- _AIM_: Return the listing below in full, with every line exactly as it is.
-- Start of RECORDS SHOWN --
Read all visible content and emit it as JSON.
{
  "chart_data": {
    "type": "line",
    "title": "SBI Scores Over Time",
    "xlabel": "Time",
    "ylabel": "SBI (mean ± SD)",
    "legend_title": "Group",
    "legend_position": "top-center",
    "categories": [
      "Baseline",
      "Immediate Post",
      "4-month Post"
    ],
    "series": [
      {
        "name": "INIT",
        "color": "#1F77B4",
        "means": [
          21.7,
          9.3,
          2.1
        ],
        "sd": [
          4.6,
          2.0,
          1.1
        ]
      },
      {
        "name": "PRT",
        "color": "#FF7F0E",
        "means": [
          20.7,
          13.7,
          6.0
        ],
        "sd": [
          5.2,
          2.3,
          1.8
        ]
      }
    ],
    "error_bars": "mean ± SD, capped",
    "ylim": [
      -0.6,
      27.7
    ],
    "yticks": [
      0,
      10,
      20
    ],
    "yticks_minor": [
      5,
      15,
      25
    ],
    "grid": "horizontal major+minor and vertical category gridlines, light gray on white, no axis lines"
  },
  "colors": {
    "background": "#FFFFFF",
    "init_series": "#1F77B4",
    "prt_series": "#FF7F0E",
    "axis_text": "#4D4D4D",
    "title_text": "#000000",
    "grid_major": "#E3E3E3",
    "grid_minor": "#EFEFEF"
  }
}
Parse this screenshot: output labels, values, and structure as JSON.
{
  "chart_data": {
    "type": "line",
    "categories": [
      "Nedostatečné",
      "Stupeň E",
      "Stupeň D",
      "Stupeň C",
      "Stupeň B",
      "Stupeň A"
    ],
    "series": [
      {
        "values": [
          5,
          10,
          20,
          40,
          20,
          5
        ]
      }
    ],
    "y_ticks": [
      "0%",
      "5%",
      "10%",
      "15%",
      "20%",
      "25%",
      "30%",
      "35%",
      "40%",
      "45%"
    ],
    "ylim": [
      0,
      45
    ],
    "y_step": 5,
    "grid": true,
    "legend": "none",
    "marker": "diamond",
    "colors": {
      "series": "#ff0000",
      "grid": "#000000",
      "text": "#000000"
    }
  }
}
-- End of RECORDS SHOWN --
- _WRITTEN RESPONSE_:
Read all visible content and emit it as JSON.
{
  "chart_data": {
    "type": "line",
    "title": "SBI Scores Over Time",
    "xlabel": "Time",
    "ylabel": "SBI (mean ± SD)",
    "legend_title": "Group",
    "legend_position": "top-center",
    "categories": [
      "Baseline",
      "Immediate Post",
      "4-month Post"
    ],
    "series": [
      {
        "name": "INIT",
        "color": "#1F77B4",
        "means": [
          21.7,
          9.3,
          2.1
        ],
        "sd": [
          4.6,
          2.0,
          1.1
        ]
      },
      {
        "name": "PRT",
        "color": "#FF7F0E",
        "means": [
          20.7,
          13.7,
          6.0
        ],
        "sd": [
          5.2,
          2.3,
          1.8
        ]
      }
    ],
    "error_bars": "mean ± SD, capped",
    "ylim": [
      -0.6,
      27.7
    ],
    "yticks": [
      0,
      10,
      20
    ],
    "yticks_minor": [
      5,
      15,
      25
    ],
    "grid": "horizontal major+minor and vertical category gridlines, light gray on white, no axis lines"
  },
  "colors": {
    "background": "#FFFFFF",
    "init_series": "#1F77B4",
    "prt_series": "#FF7F0E",
    "axis_text": "#4D4D4D",
    "title_text": "#000000",
    "grid_major": "#E3E3E3",
    "grid_minor": "#EFEFEF"
  }
}
Parse this screenshot: output labels, values, and structure as JSON.
{
  "chart_data": {
    "type": "line",
    "categories": [
      "Nedostatečné",
      "Stupeň E",
      "Stupeň D",
      "Stupeň C",
      "Stupeň B",
      "Stupeň A"
    ],
    "series": [
      {
        "values": [
          5,
          10,
          20,
          40,
          20,
          5
        ]
      }
    ],
    "y_ticks": [
      "0%",
      "5%",
      "10%",
      "15%",
      "20%",
      "25%",
      "30%",
      "35%",
      "40%",
      "45%"
    ],
    "ylim": [
      0,
      45
    ],
    "y_step": 5,
    "grid": true,
    "legend": "none",
    "marker": "diamond",
    "colors": {
      "series": "#ff0000",
      "grid": "#000000",
      "text": "#000000"
    }
  }
}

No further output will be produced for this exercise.